→ What is needed
State how many lines of the data contain the word "文创素材库", and write nothing besides the number.

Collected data
>>>>

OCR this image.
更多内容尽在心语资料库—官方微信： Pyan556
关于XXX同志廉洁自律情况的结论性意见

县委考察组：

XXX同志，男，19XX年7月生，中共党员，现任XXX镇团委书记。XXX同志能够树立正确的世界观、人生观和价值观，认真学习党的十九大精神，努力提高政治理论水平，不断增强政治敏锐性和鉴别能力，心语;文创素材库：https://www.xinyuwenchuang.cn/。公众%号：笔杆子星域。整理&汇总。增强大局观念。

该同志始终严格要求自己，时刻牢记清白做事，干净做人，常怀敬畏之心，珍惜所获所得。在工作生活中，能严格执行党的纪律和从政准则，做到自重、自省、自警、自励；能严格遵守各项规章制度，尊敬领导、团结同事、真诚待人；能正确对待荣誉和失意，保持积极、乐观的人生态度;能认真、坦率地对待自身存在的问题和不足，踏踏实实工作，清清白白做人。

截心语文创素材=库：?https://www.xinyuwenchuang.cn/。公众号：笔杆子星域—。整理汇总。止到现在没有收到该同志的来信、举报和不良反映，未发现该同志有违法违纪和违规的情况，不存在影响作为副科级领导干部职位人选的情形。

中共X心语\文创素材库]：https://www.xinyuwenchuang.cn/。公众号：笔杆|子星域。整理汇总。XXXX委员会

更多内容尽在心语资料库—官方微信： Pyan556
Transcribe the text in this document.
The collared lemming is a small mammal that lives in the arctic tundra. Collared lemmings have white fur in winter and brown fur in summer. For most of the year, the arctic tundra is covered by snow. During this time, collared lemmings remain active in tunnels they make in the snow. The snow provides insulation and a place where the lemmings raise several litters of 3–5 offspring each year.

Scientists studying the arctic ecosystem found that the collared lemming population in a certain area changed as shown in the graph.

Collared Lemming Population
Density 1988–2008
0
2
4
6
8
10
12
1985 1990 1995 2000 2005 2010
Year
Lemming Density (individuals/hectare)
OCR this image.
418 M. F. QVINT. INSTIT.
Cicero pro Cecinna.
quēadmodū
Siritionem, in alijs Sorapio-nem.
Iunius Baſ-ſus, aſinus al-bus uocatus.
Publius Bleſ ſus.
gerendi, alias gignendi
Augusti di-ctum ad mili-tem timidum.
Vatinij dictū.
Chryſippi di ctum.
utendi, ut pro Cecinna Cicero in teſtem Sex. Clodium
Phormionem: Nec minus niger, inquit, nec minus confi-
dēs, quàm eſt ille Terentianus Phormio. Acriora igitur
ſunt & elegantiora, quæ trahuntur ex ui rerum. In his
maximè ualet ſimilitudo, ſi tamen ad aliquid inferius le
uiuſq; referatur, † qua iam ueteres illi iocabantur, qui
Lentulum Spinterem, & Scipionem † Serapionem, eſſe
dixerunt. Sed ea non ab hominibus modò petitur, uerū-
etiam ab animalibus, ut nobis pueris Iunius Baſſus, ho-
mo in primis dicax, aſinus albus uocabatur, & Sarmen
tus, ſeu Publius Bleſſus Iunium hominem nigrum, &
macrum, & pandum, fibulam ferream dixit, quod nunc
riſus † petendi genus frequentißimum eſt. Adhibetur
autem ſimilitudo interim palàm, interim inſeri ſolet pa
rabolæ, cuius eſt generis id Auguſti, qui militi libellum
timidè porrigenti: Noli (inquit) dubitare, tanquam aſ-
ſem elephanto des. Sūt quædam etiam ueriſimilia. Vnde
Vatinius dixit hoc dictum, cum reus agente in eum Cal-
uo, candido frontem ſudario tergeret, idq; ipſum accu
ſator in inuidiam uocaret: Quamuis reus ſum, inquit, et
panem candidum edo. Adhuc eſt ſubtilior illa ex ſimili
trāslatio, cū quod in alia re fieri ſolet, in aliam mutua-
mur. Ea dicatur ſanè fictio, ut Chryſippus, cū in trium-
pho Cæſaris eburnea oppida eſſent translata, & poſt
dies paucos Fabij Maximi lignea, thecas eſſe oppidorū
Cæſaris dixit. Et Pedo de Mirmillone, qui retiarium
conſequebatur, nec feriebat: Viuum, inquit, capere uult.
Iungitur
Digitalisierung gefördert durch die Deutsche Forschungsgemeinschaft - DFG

<<<<

→ Correct response
2